-- begin Material for the task --

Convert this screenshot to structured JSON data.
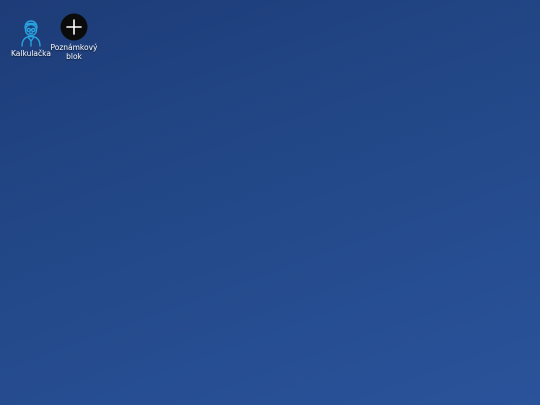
{
  "desktop": {
    "icons": [
      {
        "label": "Kalkulačka",
        "icon": "person-avatar-icon"
      },
      {
        "label": "Poznámkový blok",
        "icon": "plus-circle-icon"
      }
    ]
  },
  "colors": {
    "background_top": "#1d3c78",
    "background_bottom": "#2a539b",
    "calc_icon_stroke": "#29a3e0",
    "notes_icon_fill": "#0b0b0b"
  }
}
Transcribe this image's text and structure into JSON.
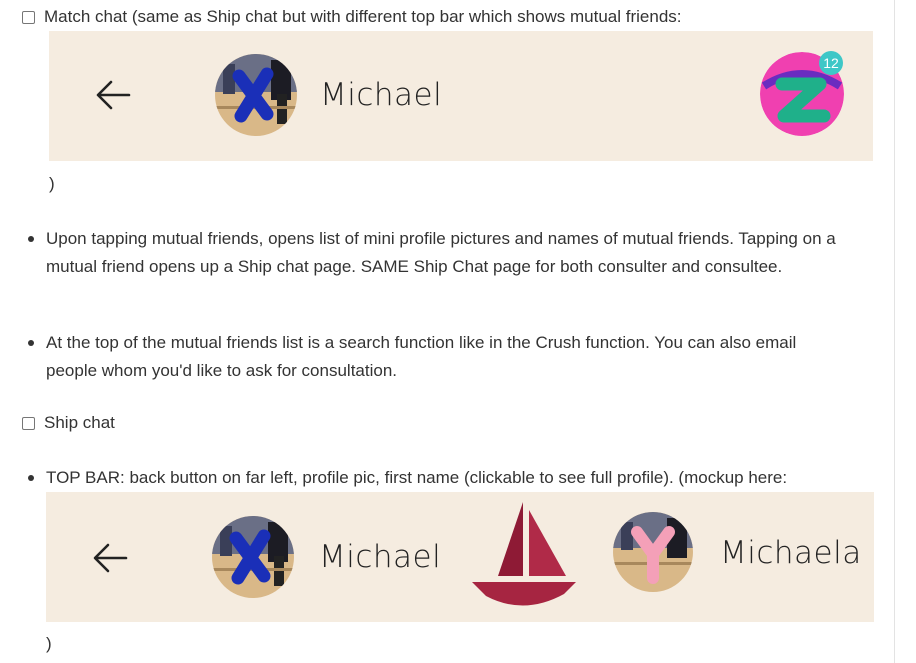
{
  "items": {
    "match_chat_label": "Match chat (same as Ship chat but with different top bar which shows mutual friends:",
    "match_chat_close": ")",
    "bullet1": "Upon tapping mutual friends, opens list of mini profile pictures and names of mutual friends. Tapping on a mutual friend opens up a Ship chat page. SAME Ship Chat page for both consulter and consultee.",
    "bullet2": "At the top of the mutual friends list is a search function like in the Crush function. You can also email people whom you'd like to ask for consultation.",
    "ship_chat_label": "Ship chat",
    "bullet3": "TOP BAR: back button on far left, profile pic, first name (clickable to see full profile). (mockup here:",
    "ship_chat_close": ")"
  },
  "match_mockup": {
    "name": "Michael",
    "badge_count": "12",
    "back_icon": "back-arrow-icon",
    "avatar_letter_icon": "x-letter-icon",
    "mutual_icon": "z-letter-icon"
  },
  "ship_mockup": {
    "name_left": "Michael",
    "name_right": "Michaela",
    "back_icon": "back-arrow-icon",
    "ship_icon": "sailboat-icon"
  },
  "colors": {
    "mockup_bg": "#f5ece0",
    "badge_teal": "#3ec7c7",
    "mutual_pink": "#f040b0",
    "mutual_letter": "#1fb08a",
    "ship_red": "#8e1a35",
    "avatar_x_blue": "#1a2fb8",
    "avatar_y_pink": "#f4a0b8"
  }
}
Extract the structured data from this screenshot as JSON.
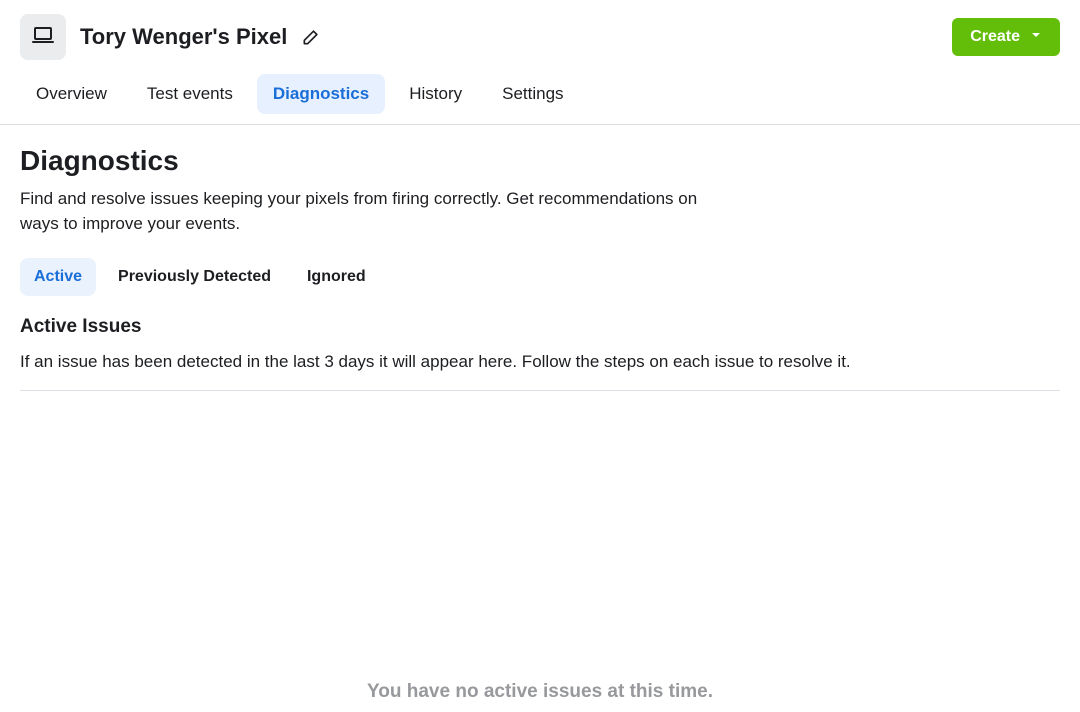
{
  "header": {
    "title": "Tory Wenger's Pixel",
    "create_label": "Create"
  },
  "nav": {
    "tabs": [
      {
        "label": "Overview",
        "active": false
      },
      {
        "label": "Test events",
        "active": false
      },
      {
        "label": "Diagnostics",
        "active": true
      },
      {
        "label": "History",
        "active": false
      },
      {
        "label": "Settings",
        "active": false
      }
    ]
  },
  "page": {
    "heading": "Diagnostics",
    "description": "Find and resolve issues keeping your pixels from firing correctly. Get recommendations on ways to improve your events."
  },
  "subtabs": [
    {
      "label": "Active",
      "active": true
    },
    {
      "label": "Previously Detected",
      "active": false
    },
    {
      "label": "Ignored",
      "active": false
    }
  ],
  "section": {
    "heading": "Active Issues",
    "description": "If an issue has been detected in the last 3 days it will appear here. Follow the steps on each issue to resolve it."
  },
  "empty_state": "You have no active issues at this time."
}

-- end Material for the task --

Copy exactly, please, the lines that run from the line holding "Extract the structured" through the closing line of the material above, omitting every picture.

§ Output of the exercise:
Extract the structured data from this screenshot as JSON.
{
  "header": {
    "title": "Tory Wenger's Pixel",
    "create_label": "Create"
  },
  "nav": {
    "tabs": [
      {
        "label": "Overview",
        "active": false
      },
      {
        "label": "Test events",
        "active": false
      },
      {
        "label": "Diagnostics",
        "active": true
      },
      {
        "label": "History",
        "active": false
      },
      {
        "label": "Settings",
        "active": false
      }
    ]
  },
  "page": {
    "heading": "Diagnostics",
    "description": "Find and resolve issues keeping your pixels from firing correctly. Get recommendations on ways to improve your events."
  },
  "subtabs": [
    {
      "label": "Active",
      "active": true
    },
    {
      "label": "Previously Detected",
      "active": false
    },
    {
      "label": "Ignored",
      "active": false
    }
  ],
  "section": {
    "heading": "Active Issues",
    "description": "If an issue has been detected in the last 3 days it will appear here. Follow the steps on each issue to resolve it."
  },
  "empty_state": "You have no active issues at this time."
}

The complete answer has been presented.